## EXTRACTED ENTRIES
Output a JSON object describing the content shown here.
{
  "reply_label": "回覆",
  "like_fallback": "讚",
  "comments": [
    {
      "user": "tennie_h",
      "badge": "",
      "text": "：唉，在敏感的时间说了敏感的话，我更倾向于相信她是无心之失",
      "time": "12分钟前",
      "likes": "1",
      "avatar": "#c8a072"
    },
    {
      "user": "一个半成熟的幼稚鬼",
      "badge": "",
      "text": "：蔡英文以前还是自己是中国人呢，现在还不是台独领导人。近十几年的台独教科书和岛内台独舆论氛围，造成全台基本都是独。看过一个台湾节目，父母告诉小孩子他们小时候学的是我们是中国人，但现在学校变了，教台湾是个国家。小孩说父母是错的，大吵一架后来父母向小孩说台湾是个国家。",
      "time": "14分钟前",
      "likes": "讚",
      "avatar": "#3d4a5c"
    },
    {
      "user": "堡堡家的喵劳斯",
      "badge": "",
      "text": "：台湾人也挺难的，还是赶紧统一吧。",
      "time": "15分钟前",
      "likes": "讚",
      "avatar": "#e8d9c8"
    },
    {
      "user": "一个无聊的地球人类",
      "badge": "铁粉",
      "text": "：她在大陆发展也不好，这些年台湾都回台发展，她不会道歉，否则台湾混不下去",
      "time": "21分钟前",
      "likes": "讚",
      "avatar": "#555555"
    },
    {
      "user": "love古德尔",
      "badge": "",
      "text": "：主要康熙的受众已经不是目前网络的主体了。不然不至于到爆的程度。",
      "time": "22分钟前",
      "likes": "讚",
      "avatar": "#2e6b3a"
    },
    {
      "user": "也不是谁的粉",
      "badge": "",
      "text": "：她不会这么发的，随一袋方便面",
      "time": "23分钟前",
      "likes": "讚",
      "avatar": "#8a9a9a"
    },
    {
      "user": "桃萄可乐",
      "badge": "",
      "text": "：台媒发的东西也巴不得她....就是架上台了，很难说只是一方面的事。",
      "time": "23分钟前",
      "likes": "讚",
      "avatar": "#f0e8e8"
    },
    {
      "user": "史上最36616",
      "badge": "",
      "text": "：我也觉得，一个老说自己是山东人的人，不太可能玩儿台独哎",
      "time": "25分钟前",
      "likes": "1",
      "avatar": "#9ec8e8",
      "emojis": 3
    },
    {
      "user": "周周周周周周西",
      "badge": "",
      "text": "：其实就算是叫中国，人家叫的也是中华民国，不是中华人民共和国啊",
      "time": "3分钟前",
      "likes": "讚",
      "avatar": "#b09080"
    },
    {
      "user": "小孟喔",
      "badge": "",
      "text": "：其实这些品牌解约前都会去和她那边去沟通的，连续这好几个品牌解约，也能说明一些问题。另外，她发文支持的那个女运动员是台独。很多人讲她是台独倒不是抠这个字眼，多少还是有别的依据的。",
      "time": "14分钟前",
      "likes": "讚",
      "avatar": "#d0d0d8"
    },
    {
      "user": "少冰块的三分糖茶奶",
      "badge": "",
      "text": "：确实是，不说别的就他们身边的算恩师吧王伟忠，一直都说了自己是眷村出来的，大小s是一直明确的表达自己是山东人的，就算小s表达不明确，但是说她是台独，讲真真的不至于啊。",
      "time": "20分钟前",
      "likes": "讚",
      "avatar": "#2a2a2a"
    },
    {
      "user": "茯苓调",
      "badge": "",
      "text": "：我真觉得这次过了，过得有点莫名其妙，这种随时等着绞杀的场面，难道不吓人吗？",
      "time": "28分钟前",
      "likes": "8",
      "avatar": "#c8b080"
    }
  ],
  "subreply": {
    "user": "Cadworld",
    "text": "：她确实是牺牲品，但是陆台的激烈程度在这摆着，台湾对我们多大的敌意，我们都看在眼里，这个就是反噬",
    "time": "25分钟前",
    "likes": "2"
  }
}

## OBJECTIVE
Using the entries above, tally how many lines have the word "avatar" in them; write the number and nothing more.

## TASK OUTPUT
12